## DATA PROVIDED
• • • • • • •

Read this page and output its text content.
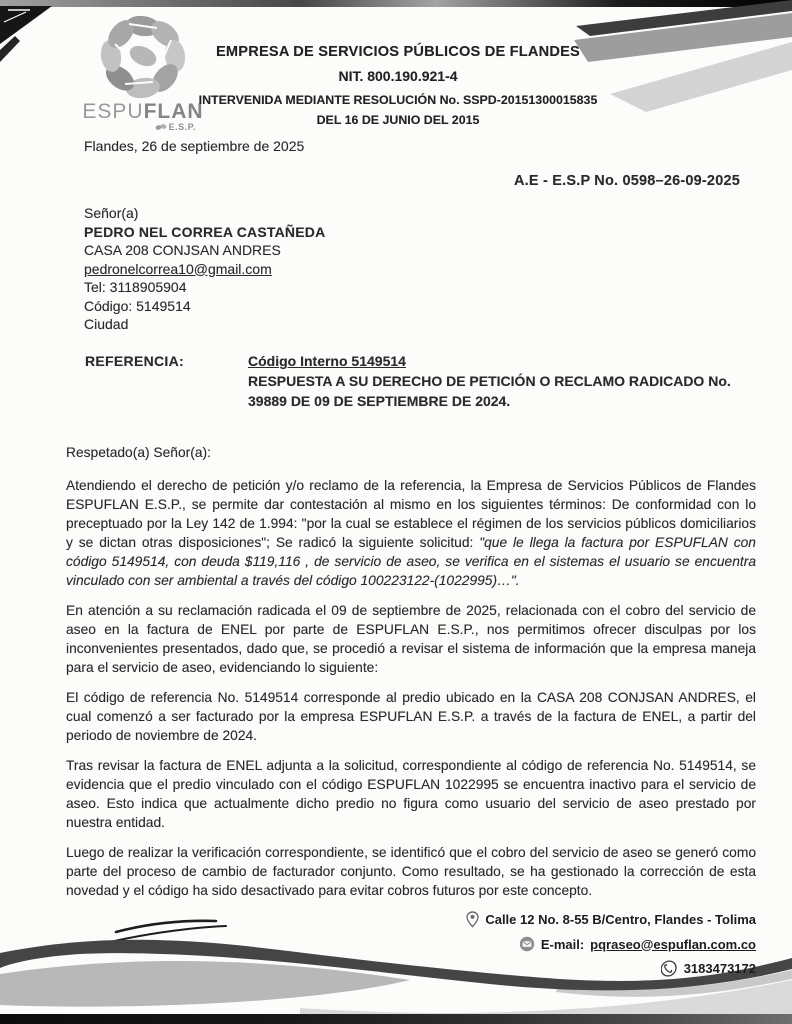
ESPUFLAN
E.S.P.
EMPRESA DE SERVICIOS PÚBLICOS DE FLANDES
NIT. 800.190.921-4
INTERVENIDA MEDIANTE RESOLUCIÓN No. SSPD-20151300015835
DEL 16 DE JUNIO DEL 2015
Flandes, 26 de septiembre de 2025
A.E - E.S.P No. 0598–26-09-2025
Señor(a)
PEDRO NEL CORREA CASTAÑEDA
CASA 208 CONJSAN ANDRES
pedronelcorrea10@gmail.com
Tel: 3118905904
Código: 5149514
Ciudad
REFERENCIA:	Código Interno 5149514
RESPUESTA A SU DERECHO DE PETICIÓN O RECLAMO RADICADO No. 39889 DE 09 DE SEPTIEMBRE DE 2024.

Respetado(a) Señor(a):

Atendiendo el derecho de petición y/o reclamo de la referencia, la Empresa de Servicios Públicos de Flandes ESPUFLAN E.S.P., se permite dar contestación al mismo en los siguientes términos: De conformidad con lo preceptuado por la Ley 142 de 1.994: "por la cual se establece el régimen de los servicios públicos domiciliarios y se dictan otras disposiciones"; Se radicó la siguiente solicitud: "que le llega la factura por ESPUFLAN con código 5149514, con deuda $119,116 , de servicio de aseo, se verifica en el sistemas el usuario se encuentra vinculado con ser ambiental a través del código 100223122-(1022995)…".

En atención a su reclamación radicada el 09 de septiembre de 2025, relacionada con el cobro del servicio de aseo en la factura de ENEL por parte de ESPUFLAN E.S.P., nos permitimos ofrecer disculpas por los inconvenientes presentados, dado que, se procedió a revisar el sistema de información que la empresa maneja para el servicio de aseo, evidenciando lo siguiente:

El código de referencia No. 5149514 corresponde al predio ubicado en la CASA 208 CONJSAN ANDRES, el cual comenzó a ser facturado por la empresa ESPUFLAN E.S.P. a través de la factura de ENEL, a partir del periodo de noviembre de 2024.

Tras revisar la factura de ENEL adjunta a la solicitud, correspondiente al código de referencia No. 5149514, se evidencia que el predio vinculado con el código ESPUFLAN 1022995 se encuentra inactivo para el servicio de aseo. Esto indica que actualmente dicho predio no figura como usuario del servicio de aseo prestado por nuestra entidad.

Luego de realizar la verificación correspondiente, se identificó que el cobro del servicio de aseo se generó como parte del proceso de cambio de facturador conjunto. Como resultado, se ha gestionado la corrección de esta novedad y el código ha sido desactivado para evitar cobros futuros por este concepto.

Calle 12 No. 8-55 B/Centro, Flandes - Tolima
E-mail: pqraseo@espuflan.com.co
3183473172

• • • • • • •

## EXERCISE OBJECTIVE
Looking at the data above, show all lines where the word "revisar" occurs.

## SOLVED EXERCISE
En atención a su reclamación radicada el 09 de septiembre de 2025, relacionada con el cobro del servicio de aseo en la factura de ENEL por parte de ESPUFLAN E.S.P., nos permitimos ofrecer disculpas por los inconvenientes presentados, dado que, se procedió a revisar el sistema de información que la empresa maneja para el servicio de aseo, evidenciando lo siguiente:
Tras revisar la factura de ENEL adjunta a la solicitud, correspondiente al código de referencia No. 5149514, se evidencia que el predio vinculado con el código ESPUFLAN 1022995 se encuentra inactivo para el servicio de aseo. Esto indica que actualmente dicho predio no figura como usuario del servicio de aseo prestado por nuestra entidad.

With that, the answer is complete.